### TASK STATEMENT
Repeat the listing word for word. No pictures belong in the copy.

### EXTRACTED DATA

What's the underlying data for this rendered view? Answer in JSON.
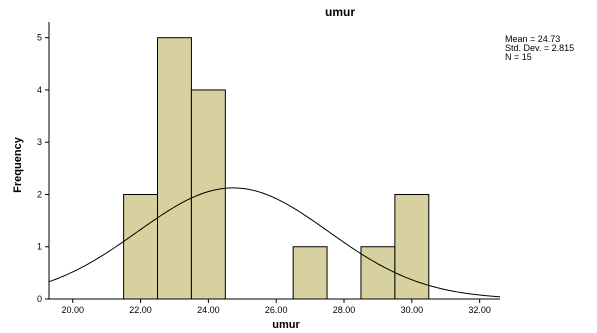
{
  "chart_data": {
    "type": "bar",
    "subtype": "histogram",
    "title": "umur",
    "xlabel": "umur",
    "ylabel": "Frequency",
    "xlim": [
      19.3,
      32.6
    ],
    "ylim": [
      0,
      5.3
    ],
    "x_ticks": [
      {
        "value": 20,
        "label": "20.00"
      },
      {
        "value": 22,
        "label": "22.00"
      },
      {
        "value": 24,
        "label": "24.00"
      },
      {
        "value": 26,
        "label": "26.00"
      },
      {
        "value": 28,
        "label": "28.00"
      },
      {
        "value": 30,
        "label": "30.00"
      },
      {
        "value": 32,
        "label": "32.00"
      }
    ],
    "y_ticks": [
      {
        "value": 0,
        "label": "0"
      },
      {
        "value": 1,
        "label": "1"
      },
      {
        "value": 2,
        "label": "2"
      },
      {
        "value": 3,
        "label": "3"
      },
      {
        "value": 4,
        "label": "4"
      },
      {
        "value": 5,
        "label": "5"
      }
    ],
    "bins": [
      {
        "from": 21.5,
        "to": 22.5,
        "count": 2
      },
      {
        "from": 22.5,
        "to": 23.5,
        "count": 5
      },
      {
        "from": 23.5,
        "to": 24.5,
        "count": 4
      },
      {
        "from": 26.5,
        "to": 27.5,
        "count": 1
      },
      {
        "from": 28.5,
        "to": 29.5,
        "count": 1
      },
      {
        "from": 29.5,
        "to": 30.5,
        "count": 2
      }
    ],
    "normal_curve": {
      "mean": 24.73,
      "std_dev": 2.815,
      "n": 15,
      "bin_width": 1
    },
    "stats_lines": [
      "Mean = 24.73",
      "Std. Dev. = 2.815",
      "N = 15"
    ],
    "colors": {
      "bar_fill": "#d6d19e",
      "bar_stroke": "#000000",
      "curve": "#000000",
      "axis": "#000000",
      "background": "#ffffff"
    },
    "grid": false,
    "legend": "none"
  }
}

### PROBLEM SOLUTION
What's the underlying data for this rendered view? Answer in JSON.
{
  "chart_data": {
    "type": "bar",
    "subtype": "histogram",
    "title": "umur",
    "xlabel": "umur",
    "ylabel": "Frequency",
    "xlim": [
      19.3,
      32.6
    ],
    "ylim": [
      0,
      5.3
    ],
    "x_ticks": [
      {
        "value": 20,
        "label": "20.00"
      },
      {
        "value": 22,
        "label": "22.00"
      },
      {
        "value": 24,
        "label": "24.00"
      },
      {
        "value": 26,
        "label": "26.00"
      },
      {
        "value": 28,
        "label": "28.00"
      },
      {
        "value": 30,
        "label": "30.00"
      },
      {
        "value": 32,
        "label": "32.00"
      }
    ],
    "y_ticks": [
      {
        "value": 0,
        "label": "0"
      },
      {
        "value": 1,
        "label": "1"
      },
      {
        "value": 2,
        "label": "2"
      },
      {
        "value": 3,
        "label": "3"
      },
      {
        "value": 4,
        "label": "4"
      },
      {
        "value": 5,
        "label": "5"
      }
    ],
    "bins": [
      {
        "from": 21.5,
        "to": 22.5,
        "count": 2
      },
      {
        "from": 22.5,
        "to": 23.5,
        "count": 5
      },
      {
        "from": 23.5,
        "to": 24.5,
        "count": 4
      },
      {
        "from": 26.5,
        "to": 27.5,
        "count": 1
      },
      {
        "from": 28.5,
        "to": 29.5,
        "count": 1
      },
      {
        "from": 29.5,
        "to": 30.5,
        "count": 2
      }
    ],
    "normal_curve": {
      "mean": 24.73,
      "std_dev": 2.815,
      "n": 15,
      "bin_width": 1
    },
    "stats_lines": [
      "Mean = 24.73",
      "Std. Dev. = 2.815",
      "N = 15"
    ],
    "colors": {
      "bar_fill": "#d6d19e",
      "bar_stroke": "#000000",
      "curve": "#000000",
      "axis": "#000000",
      "background": "#ffffff"
    },
    "grid": false,
    "legend": "none"
  }
}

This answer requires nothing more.